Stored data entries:
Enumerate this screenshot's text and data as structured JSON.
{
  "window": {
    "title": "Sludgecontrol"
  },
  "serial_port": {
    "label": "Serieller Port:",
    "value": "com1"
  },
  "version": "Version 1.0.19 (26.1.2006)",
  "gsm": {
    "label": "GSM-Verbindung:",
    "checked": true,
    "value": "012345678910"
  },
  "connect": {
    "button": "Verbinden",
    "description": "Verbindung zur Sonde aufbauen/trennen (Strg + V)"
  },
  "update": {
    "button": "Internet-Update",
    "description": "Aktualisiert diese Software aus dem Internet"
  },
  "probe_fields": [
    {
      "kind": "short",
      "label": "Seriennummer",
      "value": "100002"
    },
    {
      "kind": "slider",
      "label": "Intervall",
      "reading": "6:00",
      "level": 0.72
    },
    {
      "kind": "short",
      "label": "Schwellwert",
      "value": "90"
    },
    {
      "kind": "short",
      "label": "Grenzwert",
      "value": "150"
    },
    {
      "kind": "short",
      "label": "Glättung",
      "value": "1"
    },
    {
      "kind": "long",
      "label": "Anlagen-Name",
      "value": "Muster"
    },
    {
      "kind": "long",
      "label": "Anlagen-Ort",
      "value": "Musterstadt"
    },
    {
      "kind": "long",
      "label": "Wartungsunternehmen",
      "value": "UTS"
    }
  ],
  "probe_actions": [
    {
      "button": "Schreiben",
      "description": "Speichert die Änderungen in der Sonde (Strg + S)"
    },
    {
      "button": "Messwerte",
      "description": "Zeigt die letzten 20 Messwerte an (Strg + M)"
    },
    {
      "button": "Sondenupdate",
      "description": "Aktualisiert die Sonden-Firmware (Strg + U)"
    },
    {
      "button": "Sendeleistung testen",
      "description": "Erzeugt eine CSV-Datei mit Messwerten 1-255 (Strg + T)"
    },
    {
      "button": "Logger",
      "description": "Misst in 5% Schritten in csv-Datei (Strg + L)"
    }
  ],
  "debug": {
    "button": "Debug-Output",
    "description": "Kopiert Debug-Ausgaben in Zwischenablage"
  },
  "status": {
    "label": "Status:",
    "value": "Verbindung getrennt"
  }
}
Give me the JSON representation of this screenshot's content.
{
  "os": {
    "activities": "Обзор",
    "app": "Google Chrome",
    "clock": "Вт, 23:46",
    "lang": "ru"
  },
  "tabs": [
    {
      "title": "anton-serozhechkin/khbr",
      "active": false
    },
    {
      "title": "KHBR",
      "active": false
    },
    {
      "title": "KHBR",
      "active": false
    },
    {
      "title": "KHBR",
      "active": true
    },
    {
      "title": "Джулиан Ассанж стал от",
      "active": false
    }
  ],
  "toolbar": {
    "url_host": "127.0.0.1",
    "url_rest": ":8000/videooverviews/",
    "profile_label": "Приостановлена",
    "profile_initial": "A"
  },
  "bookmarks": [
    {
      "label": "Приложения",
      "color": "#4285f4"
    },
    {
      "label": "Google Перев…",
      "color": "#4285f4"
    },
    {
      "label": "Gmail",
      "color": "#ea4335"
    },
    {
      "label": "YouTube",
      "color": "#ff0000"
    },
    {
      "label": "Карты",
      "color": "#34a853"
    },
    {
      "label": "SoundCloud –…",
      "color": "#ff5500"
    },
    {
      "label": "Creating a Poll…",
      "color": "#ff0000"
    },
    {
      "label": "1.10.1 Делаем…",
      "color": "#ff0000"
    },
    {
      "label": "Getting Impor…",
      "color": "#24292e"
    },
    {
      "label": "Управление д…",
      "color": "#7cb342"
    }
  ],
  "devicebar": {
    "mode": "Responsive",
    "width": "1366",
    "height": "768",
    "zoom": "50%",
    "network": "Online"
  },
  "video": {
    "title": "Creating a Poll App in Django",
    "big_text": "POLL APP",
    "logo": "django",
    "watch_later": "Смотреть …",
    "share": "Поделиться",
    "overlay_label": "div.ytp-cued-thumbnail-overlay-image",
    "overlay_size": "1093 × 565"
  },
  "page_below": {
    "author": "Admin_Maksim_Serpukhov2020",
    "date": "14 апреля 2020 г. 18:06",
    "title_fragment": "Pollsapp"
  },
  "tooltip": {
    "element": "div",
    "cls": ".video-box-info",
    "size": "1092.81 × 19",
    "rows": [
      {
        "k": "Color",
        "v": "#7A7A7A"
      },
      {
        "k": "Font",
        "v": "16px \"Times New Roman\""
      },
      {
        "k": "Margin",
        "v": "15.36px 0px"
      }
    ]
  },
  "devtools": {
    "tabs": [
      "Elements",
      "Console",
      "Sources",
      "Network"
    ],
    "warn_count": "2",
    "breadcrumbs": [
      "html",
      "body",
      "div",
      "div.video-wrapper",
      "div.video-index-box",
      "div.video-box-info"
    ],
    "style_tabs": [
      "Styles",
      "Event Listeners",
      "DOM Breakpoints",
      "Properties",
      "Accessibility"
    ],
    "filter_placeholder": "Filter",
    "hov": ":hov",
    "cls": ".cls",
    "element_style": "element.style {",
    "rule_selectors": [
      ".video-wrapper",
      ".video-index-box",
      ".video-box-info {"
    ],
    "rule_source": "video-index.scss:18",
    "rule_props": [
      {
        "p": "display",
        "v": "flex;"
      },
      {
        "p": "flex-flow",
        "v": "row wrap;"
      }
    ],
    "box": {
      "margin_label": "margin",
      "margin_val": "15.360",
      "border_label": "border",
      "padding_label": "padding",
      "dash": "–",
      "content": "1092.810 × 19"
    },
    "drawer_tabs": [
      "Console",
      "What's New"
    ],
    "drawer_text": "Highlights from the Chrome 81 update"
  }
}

Exercise objective: Please output the entries above, every line exactly as it reads.

Final result:
Enumerate this screenshot's text and data as structured JSON.
{
  "window": {
    "title": "Sludgecontrol"
  },
  "serial_port": {
    "label": "Serieller Port:",
    "value": "com1"
  },
  "version": "Version 1.0.19 (26.1.2006)",
  "gsm": {
    "label": "GSM-Verbindung:",
    "checked": true,
    "value": "012345678910"
  },
  "connect": {
    "button": "Verbinden",
    "description": "Verbindung zur Sonde aufbauen/trennen (Strg + V)"
  },
  "update": {
    "button": "Internet-Update",
    "description": "Aktualisiert diese Software aus dem Internet"
  },
  "probe_fields": [
    {
      "kind": "short",
      "label": "Seriennummer",
      "value": "100002"
    },
    {
      "kind": "slider",
      "label": "Intervall",
      "reading": "6:00",
      "level": 0.72
    },
    {
      "kind": "short",
      "label": "Schwellwert",
      "value": "90"
    },
    {
      "kind": "short",
      "label": "Grenzwert",
      "value": "150"
    },
    {
      "kind": "short",
      "label": "Glättung",
      "value": "1"
    },
    {
      "kind": "long",
      "label": "Anlagen-Name",
      "value": "Muster"
    },
    {
      "kind": "long",
      "label": "Anlagen-Ort",
      "value": "Musterstadt"
    },
    {
      "kind": "long",
      "label": "Wartungsunternehmen",
      "value": "UTS"
    }
  ],
  "probe_actions": [
    {
      "button": "Schreiben",
      "description": "Speichert die Änderungen in der Sonde (Strg + S)"
    },
    {
      "button": "Messwerte",
      "description": "Zeigt die letzten 20 Messwerte an (Strg + M)"
    },
    {
      "button": "Sondenupdate",
      "description": "Aktualisiert die Sonden-Firmware (Strg + U)"
    },
    {
      "button": "Sendeleistung testen",
      "description": "Erzeugt eine CSV-Datei mit Messwerten 1-255 (Strg + T)"
    },
    {
      "button": "Logger",
      "description": "Misst in 5% Schritten in csv-Datei (Strg + L)"
    }
  ],
  "debug": {
    "button": "Debug-Output",
    "description": "Kopiert Debug-Ausgaben in Zwischenablage"
  },
  "status": {
    "label": "Status:",
    "value": "Verbindung getrennt"
  }
}
Give me the JSON representation of this screenshot's content.
{
  "os": {
    "activities": "Обзор",
    "app": "Google Chrome",
    "clock": "Вт, 23:46",
    "lang": "ru"
  },
  "tabs": [
    {
      "title": "anton-serozhechkin/khbr",
      "active": false
    },
    {
      "title": "KHBR",
      "active": false
    },
    {
      "title": "KHBR",
      "active": false
    },
    {
      "title": "KHBR",
      "active": true
    },
    {
      "title": "Джулиан Ассанж стал от",
      "active": false
    }
  ],
  "toolbar": {
    "url_host": "127.0.0.1",
    "url_rest": ":8000/videooverviews/",
    "profile_label": "Приостановлена",
    "profile_initial": "A"
  },
  "bookmarks": [
    {
      "label": "Приложения",
      "color": "#4285f4"
    },
    {
      "label": "Google Перев…",
      "color": "#4285f4"
    },
    {
      "label": "Gmail",
      "color": "#ea4335"
    },
    {
      "label": "YouTube",
      "color": "#ff0000"
    },
    {
      "label": "Карты",
      "color": "#34a853"
    },
    {
      "label": "SoundCloud –…",
      "color": "#ff5500"
    },
    {
      "label": "Creating a Poll…",
      "color": "#ff0000"
    },
    {
      "label": "1.10.1 Делаем…",
      "color": "#ff0000"
    },
    {
      "label": "Getting Impor…",
      "color": "#24292e"
    },
    {
      "label": "Управление д…",
      "color": "#7cb342"
    }
  ],
  "devicebar": {
    "mode": "Responsive",
    "width": "1366",
    "height": "768",
    "zoom": "50%",
    "network": "Online"
  },
  "video": {
    "title": "Creating a Poll App in Django",
    "big_text": "POLL APP",
    "logo": "django",
    "watch_later": "Смотреть …",
    "share": "Поделиться",
    "overlay_label": "div.ytp-cued-thumbnail-overlay-image",
    "overlay_size": "1093 × 565"
  },
  "page_below": {
    "author": "Admin_Maksim_Serpukhov2020",
    "date": "14 апреля 2020 г. 18:06",
    "title_fragment": "Pollsapp"
  },
  "tooltip": {
    "element": "div",
    "cls": ".video-box-info",
    "size": "1092.81 × 19",
    "rows": [
      {
        "k": "Color",
        "v": "#7A7A7A"
      },
      {
        "k": "Font",
        "v": "16px \"Times New Roman\""
      },
      {
        "k": "Margin",
        "v": "15.36px 0px"
      }
    ]
  },
  "devtools": {
    "tabs": [
      "Elements",
      "Console",
      "Sources",
      "Network"
    ],
    "warn_count": "2",
    "breadcrumbs": [
      "html",
      "body",
      "div",
      "div.video-wrapper",
      "div.video-index-box",
      "div.video-box-info"
    ],
    "style_tabs": [
      "Styles",
      "Event Listeners",
      "DOM Breakpoints",
      "Properties",
      "Accessibility"
    ],
    "filter_placeholder": "Filter",
    "hov": ":hov",
    "cls": ".cls",
    "element_style": "element.style {",
    "rule_selectors": [
      ".video-wrapper",
      ".video-index-box",
      ".video-box-info {"
    ],
    "rule_source": "video-index.scss:18",
    "rule_props": [
      {
        "p": "display",
        "v": "flex;"
      },
      {
        "p": "flex-flow",
        "v": "row wrap;"
      }
    ],
    "box": {
      "margin_label": "margin",
      "margin_val": "15.360",
      "border_label": "border",
      "padding_label": "padding",
      "dash": "–",
      "content": "1092.810 × 19"
    },
    "drawer_tabs": [
      "Console",
      "What's New"
    ],
    "drawer_text": "Highlights from the Chrome 81 update"
  }
}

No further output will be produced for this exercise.